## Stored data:
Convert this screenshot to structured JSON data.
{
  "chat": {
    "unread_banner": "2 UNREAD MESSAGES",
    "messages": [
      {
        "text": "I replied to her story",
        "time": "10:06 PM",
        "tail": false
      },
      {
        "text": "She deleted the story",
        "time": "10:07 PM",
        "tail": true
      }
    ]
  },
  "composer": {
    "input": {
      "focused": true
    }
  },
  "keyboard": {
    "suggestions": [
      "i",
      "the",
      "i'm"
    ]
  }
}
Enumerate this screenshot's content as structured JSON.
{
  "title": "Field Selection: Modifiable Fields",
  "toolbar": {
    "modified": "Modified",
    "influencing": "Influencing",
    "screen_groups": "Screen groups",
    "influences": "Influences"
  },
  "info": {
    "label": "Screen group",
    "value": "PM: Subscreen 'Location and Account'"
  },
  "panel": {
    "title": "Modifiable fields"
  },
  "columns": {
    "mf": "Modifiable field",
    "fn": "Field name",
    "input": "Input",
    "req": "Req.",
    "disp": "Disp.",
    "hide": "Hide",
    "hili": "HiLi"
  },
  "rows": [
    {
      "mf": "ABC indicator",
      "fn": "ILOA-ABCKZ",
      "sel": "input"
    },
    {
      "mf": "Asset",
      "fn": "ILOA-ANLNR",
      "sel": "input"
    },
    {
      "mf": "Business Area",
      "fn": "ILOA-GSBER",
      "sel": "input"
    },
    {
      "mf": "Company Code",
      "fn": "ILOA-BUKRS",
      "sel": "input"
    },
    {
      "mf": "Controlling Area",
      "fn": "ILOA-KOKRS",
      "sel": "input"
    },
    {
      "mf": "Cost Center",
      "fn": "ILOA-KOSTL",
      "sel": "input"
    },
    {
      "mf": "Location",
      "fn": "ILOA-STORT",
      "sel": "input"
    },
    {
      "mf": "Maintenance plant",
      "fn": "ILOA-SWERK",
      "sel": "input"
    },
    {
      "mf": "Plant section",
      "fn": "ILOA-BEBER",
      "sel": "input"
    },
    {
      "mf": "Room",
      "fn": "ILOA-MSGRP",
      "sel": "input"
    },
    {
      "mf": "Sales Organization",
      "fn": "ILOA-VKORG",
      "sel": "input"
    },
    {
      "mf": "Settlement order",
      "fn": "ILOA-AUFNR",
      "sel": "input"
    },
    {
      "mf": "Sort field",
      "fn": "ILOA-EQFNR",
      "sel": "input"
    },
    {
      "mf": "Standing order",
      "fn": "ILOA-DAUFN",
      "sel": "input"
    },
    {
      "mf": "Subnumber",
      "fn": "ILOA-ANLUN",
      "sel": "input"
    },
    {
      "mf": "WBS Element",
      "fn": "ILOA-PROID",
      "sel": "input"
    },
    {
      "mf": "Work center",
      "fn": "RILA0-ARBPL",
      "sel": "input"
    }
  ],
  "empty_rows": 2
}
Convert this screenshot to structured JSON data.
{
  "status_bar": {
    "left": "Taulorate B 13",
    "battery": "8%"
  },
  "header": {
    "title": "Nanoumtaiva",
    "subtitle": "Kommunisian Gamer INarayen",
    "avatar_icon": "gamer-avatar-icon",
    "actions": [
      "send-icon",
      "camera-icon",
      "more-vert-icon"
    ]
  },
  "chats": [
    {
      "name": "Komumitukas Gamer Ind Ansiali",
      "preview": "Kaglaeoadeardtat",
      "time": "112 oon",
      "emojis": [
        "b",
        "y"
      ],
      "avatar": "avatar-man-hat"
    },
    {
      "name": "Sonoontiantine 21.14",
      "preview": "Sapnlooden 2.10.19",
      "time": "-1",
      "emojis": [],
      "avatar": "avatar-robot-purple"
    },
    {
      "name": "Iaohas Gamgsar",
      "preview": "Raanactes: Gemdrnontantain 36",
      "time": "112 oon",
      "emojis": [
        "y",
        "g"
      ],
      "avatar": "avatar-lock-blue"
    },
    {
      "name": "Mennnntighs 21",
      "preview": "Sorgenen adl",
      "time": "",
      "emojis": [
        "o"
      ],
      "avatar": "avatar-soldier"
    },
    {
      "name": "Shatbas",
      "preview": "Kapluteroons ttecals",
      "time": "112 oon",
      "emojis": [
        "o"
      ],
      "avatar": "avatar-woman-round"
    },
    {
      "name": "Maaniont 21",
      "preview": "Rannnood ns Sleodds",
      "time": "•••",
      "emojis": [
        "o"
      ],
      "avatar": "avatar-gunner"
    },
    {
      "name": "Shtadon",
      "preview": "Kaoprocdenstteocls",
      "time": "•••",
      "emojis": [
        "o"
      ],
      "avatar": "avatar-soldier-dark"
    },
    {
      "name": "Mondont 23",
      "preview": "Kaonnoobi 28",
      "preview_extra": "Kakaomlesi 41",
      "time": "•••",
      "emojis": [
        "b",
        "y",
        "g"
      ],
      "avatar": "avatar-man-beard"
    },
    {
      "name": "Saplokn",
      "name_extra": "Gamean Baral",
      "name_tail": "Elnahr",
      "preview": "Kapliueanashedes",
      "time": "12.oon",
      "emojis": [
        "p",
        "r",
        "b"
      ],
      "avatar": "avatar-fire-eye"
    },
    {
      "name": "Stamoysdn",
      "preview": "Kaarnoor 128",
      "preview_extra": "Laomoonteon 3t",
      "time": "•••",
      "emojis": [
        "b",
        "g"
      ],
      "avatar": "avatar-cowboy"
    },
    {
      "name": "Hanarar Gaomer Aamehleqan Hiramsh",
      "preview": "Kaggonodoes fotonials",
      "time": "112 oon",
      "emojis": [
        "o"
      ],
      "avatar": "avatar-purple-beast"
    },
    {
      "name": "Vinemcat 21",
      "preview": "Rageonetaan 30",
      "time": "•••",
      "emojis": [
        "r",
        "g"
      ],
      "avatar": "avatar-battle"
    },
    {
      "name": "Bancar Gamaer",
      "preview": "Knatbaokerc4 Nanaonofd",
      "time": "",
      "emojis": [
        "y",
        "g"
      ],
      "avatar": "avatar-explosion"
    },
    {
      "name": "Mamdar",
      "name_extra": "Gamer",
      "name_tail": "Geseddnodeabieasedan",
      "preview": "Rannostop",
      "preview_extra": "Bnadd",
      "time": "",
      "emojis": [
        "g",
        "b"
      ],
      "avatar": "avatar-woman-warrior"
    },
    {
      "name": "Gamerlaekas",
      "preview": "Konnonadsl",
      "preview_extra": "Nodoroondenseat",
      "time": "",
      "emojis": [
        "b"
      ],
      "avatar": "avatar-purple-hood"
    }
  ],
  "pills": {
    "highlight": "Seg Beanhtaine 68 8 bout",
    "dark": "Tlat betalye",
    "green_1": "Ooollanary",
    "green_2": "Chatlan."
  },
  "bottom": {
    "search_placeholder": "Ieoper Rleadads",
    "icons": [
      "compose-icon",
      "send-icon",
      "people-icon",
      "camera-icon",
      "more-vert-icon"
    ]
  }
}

## WORK TO DO:
List all lines where "soldier" occurs.

## REPLY:
      "avatar": "avatar-soldier"
      "avatar": "avatar-soldier-dark"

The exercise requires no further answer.